- What needs to be done: Pick out and copy every line below that has the word "structured".

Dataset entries
------------------------
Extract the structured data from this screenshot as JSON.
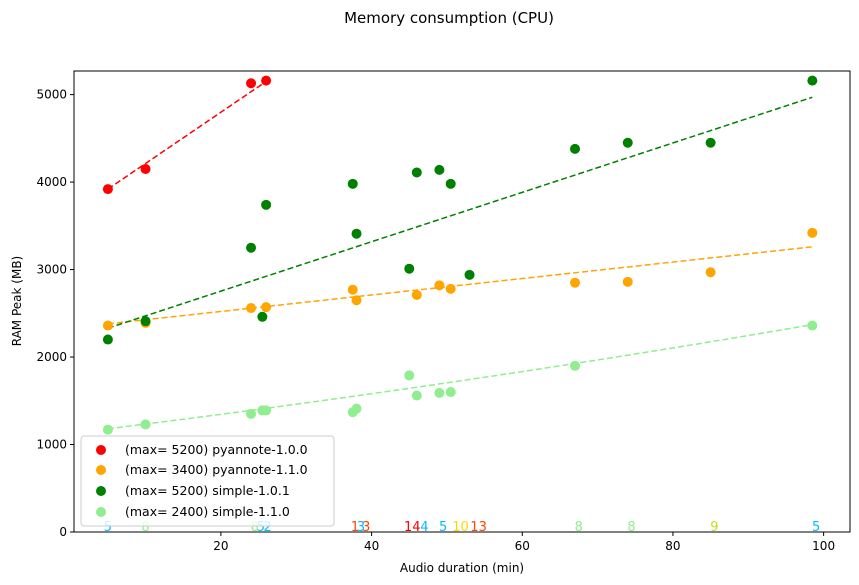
{
  "chart_data": {
    "type": "scatter",
    "title": "Memory consumption (CPU)",
    "xlabel": "Audio duration (min)",
    "ylabel": "RAM Peak (MB)",
    "xlim": [
      0.5,
      103.5
    ],
    "ylim": [
      0,
      5270
    ],
    "xticks": [
      20,
      40,
      60,
      80,
      100
    ],
    "yticks": [
      0,
      1000,
      2000,
      3000,
      4000,
      5000
    ],
    "grid": false,
    "legend_position": "lower-left",
    "series": [
      {
        "name": "(max= 5200) pyannote-1.0.0",
        "color": "#ff0000",
        "x": [
          5,
          10,
          24,
          26
        ],
        "y": [
          3920,
          4150,
          5130,
          5160
        ],
        "fit": {
          "x": [
            5,
            26
          ],
          "y": [
            3920,
            5150
          ]
        }
      },
      {
        "name": "(max= 3400) pyannote-1.1.0",
        "color": "#ffa500",
        "x": [
          5,
          10,
          24,
          26,
          37.5,
          38,
          46,
          49,
          50.5,
          67,
          74,
          85,
          98.5
        ],
        "y": [
          2360,
          2390,
          2560,
          2570,
          2770,
          2650,
          2710,
          2820,
          2780,
          2850,
          2860,
          2970,
          3420
        ],
        "fit": {
          "x": [
            5,
            98.5
          ],
          "y": [
            2380,
            3260
          ]
        }
      },
      {
        "name": "(max= 5200) simple-1.0.1",
        "color": "#008000",
        "x": [
          5,
          10,
          24,
          25.5,
          26,
          37.5,
          38,
          45,
          46,
          49,
          50.5,
          53,
          67,
          74,
          85,
          98.5
        ],
        "y": [
          2200,
          2410,
          3250,
          2460,
          3740,
          3980,
          3410,
          3010,
          4110,
          4140,
          3980,
          2940,
          4380,
          4450,
          4450,
          5160
        ],
        "fit": {
          "x": [
            5,
            98.5
          ],
          "y": [
            2330,
            4970
          ]
        }
      },
      {
        "name": "(max= 2400) simple-1.1.0",
        "color": "#90ee90",
        "x": [
          5,
          10,
          24,
          25.5,
          26,
          37.5,
          38,
          45,
          46,
          49,
          50.5,
          67,
          98.5
        ],
        "y": [
          1170,
          1230,
          1350,
          1390,
          1390,
          1370,
          1410,
          1790,
          1560,
          1590,
          1600,
          1900,
          2360
        ],
        "fit": {
          "x": [
            5,
            98.5
          ],
          "y": [
            1180,
            2370
          ],
          "curve": true
        }
      }
    ],
    "annotations": [
      {
        "x": 5,
        "text": "5",
        "color": "#00bfff"
      },
      {
        "x": 10,
        "text": "8",
        "color": "#90ee90"
      },
      {
        "x": 24.5,
        "text": "8",
        "color": "#90ee90"
      },
      {
        "x": 25.3,
        "text": "5",
        "color": "#00bfff"
      },
      {
        "x": 26.2,
        "text": "2",
        "color": "#00bfff"
      },
      {
        "x": 37.8,
        "text": "1",
        "color": "#ff4500"
      },
      {
        "x": 38.6,
        "text": "3",
        "color": "#00bfff"
      },
      {
        "x": 39.3,
        "text": "3",
        "color": "#ff4500"
      },
      {
        "x": 45.4,
        "text": "14",
        "color": "#ff0000"
      },
      {
        "x": 47.0,
        "text": "4",
        "color": "#00bfff"
      },
      {
        "x": 49.5,
        "text": "5",
        "color": "#00bfff"
      },
      {
        "x": 51.8,
        "text": "10",
        "color": "#ffd700"
      },
      {
        "x": 54.2,
        "text": "13",
        "color": "#ff4500"
      },
      {
        "x": 67.5,
        "text": "8",
        "color": "#90ee90"
      },
      {
        "x": 74.5,
        "text": "8",
        "color": "#90ee90"
      },
      {
        "x": 85.5,
        "text": "9",
        "color": "#c0e020"
      },
      {
        "x": 99.0,
        "text": "5",
        "color": "#00bfff"
      }
    ]
  }
}
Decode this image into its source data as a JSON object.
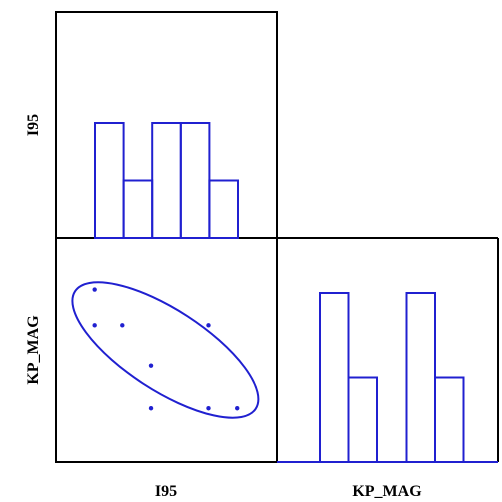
{
  "chart_data": {
    "type": "scatter-matrix",
    "variables": [
      "I95",
      "KP_MAG"
    ],
    "color": "#2020d0",
    "frame_color": "#000000",
    "panels": [
      {
        "position": "top-left",
        "type": "histogram",
        "variable": "I95",
        "relative_heights": [
          1.0,
          0.5,
          1.0,
          1.0,
          0.5
        ]
      },
      {
        "position": "bottom-right",
        "type": "histogram",
        "variable": "KP_MAG",
        "relative_heights": [
          1.0,
          0.5,
          1.0,
          0.5
        ]
      },
      {
        "position": "bottom-left",
        "type": "scatter",
        "x_variable": "I95",
        "y_variable": "KP_MAG",
        "x_range": [
          0,
          1
        ],
        "y_range": [
          0,
          1
        ],
        "points": [
          {
            "x": 0.175,
            "y": 0.77
          },
          {
            "x": 0.175,
            "y": 0.61
          },
          {
            "x": 0.3,
            "y": 0.61
          },
          {
            "x": 0.43,
            "y": 0.43
          },
          {
            "x": 0.43,
            "y": 0.24
          },
          {
            "x": 0.69,
            "y": 0.61
          },
          {
            "x": 0.69,
            "y": 0.24
          },
          {
            "x": 0.82,
            "y": 0.24
          }
        ],
        "ellipse": {
          "cx": 0.495,
          "cy": 0.5,
          "rx": 0.65,
          "ry": 0.24,
          "angle_deg": 33
        }
      }
    ],
    "labels": {
      "x_left": "I95",
      "x_right": "KP_MAG",
      "y_top": "I95",
      "y_bottom": "KP_MAG"
    }
  }
}
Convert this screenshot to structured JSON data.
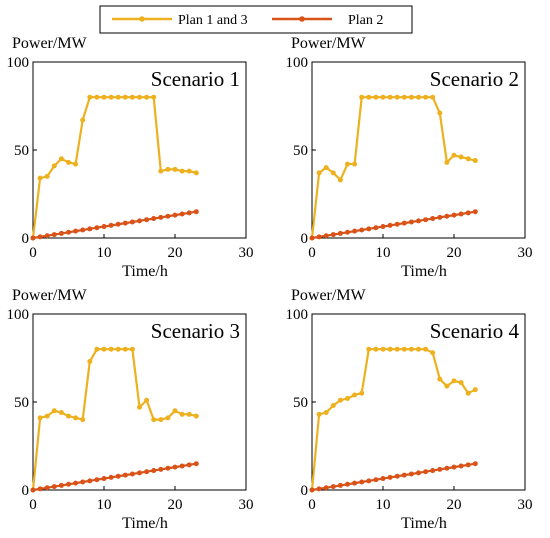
{
  "legend": {
    "items": [
      {
        "label": "Plan 1 and 3",
        "color": "#EDB120"
      },
      {
        "label": "Plan  2",
        "color": "#D95319"
      }
    ]
  },
  "chart_data": [
    {
      "type": "line",
      "title": "Scenario 1",
      "xlabel": "Time/h",
      "ylabel": "Power/MW",
      "xlim": [
        0,
        30
      ],
      "ylim": [
        0,
        100
      ],
      "xticks": [
        0,
        10,
        20,
        30
      ],
      "yticks": [
        0,
        50,
        100
      ],
      "grid": false,
      "series": [
        {
          "name": "Plan 1 and 3",
          "color": "#EDB120",
          "x": [
            0,
            1,
            2,
            3,
            4,
            5,
            6,
            7,
            8,
            9,
            10,
            11,
            12,
            13,
            14,
            15,
            16,
            17,
            18,
            19,
            20,
            21,
            22,
            23
          ],
          "y": [
            0,
            34,
            35,
            41,
            45,
            43,
            42,
            67,
            80,
            80,
            80,
            80,
            80,
            80,
            80,
            80,
            80,
            80,
            38,
            39,
            39,
            38,
            38,
            37
          ]
        },
        {
          "name": "Plan  2",
          "color": "#D95319",
          "x": [
            0,
            1,
            2,
            3,
            4,
            5,
            6,
            7,
            8,
            9,
            10,
            11,
            12,
            13,
            14,
            15,
            16,
            17,
            18,
            19,
            20,
            21,
            22,
            23
          ],
          "y": [
            0,
            0.65,
            1.3,
            1.95,
            2.6,
            3.25,
            3.9,
            4.55,
            5.2,
            5.85,
            6.5,
            7.15,
            7.8,
            8.45,
            9.1,
            9.75,
            10.4,
            11.05,
            11.7,
            12.35,
            13,
            13.65,
            14.3,
            14.95
          ]
        }
      ]
    },
    {
      "type": "line",
      "title": "Scenario 2",
      "xlabel": "Time/h",
      "ylabel": "Power/MW",
      "xlim": [
        0,
        30
      ],
      "ylim": [
        0,
        100
      ],
      "xticks": [
        0,
        10,
        20,
        30
      ],
      "yticks": [
        0,
        50,
        100
      ],
      "grid": false,
      "series": [
        {
          "name": "Plan 1 and 3",
          "color": "#EDB120",
          "x": [
            0,
            1,
            2,
            3,
            4,
            5,
            6,
            7,
            8,
            9,
            10,
            11,
            12,
            13,
            14,
            15,
            16,
            17,
            18,
            19,
            20,
            21,
            22,
            23
          ],
          "y": [
            0,
            37,
            40,
            37,
            33,
            42,
            42,
            80,
            80,
            80,
            80,
            80,
            80,
            80,
            80,
            80,
            80,
            80,
            71,
            43,
            47,
            46,
            45,
            44
          ]
        },
        {
          "name": "Plan  2",
          "color": "#D95319",
          "x": [
            0,
            1,
            2,
            3,
            4,
            5,
            6,
            7,
            8,
            9,
            10,
            11,
            12,
            13,
            14,
            15,
            16,
            17,
            18,
            19,
            20,
            21,
            22,
            23
          ],
          "y": [
            0,
            0.65,
            1.3,
            1.95,
            2.6,
            3.25,
            3.9,
            4.55,
            5.2,
            5.85,
            6.5,
            7.15,
            7.8,
            8.45,
            9.1,
            9.75,
            10.4,
            11.05,
            11.7,
            12.35,
            13,
            13.65,
            14.3,
            14.95
          ]
        }
      ]
    },
    {
      "type": "line",
      "title": "Scenario 3",
      "xlabel": "Time/h",
      "ylabel": "Power/MW",
      "xlim": [
        0,
        30
      ],
      "ylim": [
        0,
        100
      ],
      "xticks": [
        0,
        10,
        20,
        30
      ],
      "yticks": [
        0,
        50,
        100
      ],
      "grid": false,
      "series": [
        {
          "name": "Plan 1 and 3",
          "color": "#EDB120",
          "x": [
            0,
            1,
            2,
            3,
            4,
            5,
            6,
            7,
            8,
            9,
            10,
            11,
            12,
            13,
            14,
            15,
            16,
            17,
            18,
            19,
            20,
            21,
            22,
            23
          ],
          "y": [
            0,
            41,
            42,
            45,
            44,
            42,
            41,
            40,
            73,
            80,
            80,
            80,
            80,
            80,
            80,
            47,
            51,
            40,
            40,
            41,
            45,
            43,
            43,
            42
          ]
        },
        {
          "name": "Plan  2",
          "color": "#D95319",
          "x": [
            0,
            1,
            2,
            3,
            4,
            5,
            6,
            7,
            8,
            9,
            10,
            11,
            12,
            13,
            14,
            15,
            16,
            17,
            18,
            19,
            20,
            21,
            22,
            23
          ],
          "y": [
            0,
            0.65,
            1.3,
            1.95,
            2.6,
            3.25,
            3.9,
            4.55,
            5.2,
            5.85,
            6.5,
            7.15,
            7.8,
            8.45,
            9.1,
            9.75,
            10.4,
            11.05,
            11.7,
            12.35,
            13,
            13.65,
            14.3,
            14.95
          ]
        }
      ]
    },
    {
      "type": "line",
      "title": "Scenario 4",
      "xlabel": "Time/h",
      "ylabel": "Power/MW",
      "xlim": [
        0,
        30
      ],
      "ylim": [
        0,
        100
      ],
      "xticks": [
        0,
        10,
        20,
        30
      ],
      "yticks": [
        0,
        50,
        100
      ],
      "grid": false,
      "series": [
        {
          "name": "Plan 1 and 3",
          "color": "#EDB120",
          "x": [
            0,
            1,
            2,
            3,
            4,
            5,
            6,
            7,
            8,
            9,
            10,
            11,
            12,
            13,
            14,
            15,
            16,
            17,
            18,
            19,
            20,
            21,
            22,
            23
          ],
          "y": [
            0,
            43,
            44,
            48,
            51,
            52,
            54,
            55,
            80,
            80,
            80,
            80,
            80,
            80,
            80,
            80,
            80,
            78,
            63,
            59,
            62,
            61,
            55,
            57
          ]
        },
        {
          "name": "Plan  2",
          "color": "#D95319",
          "x": [
            0,
            1,
            2,
            3,
            4,
            5,
            6,
            7,
            8,
            9,
            10,
            11,
            12,
            13,
            14,
            15,
            16,
            17,
            18,
            19,
            20,
            21,
            22,
            23
          ],
          "y": [
            0,
            0.65,
            1.3,
            1.95,
            2.6,
            3.25,
            3.9,
            4.55,
            5.2,
            5.85,
            6.5,
            7.15,
            7.8,
            8.45,
            9.1,
            9.75,
            10.4,
            11.05,
            11.7,
            12.35,
            13,
            13.65,
            14.3,
            14.95
          ]
        }
      ]
    }
  ]
}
------------------------
- Result of the exercise:
Extract the structured data from this screenshot as JSON.
Convert this screenshot to structured JSON data.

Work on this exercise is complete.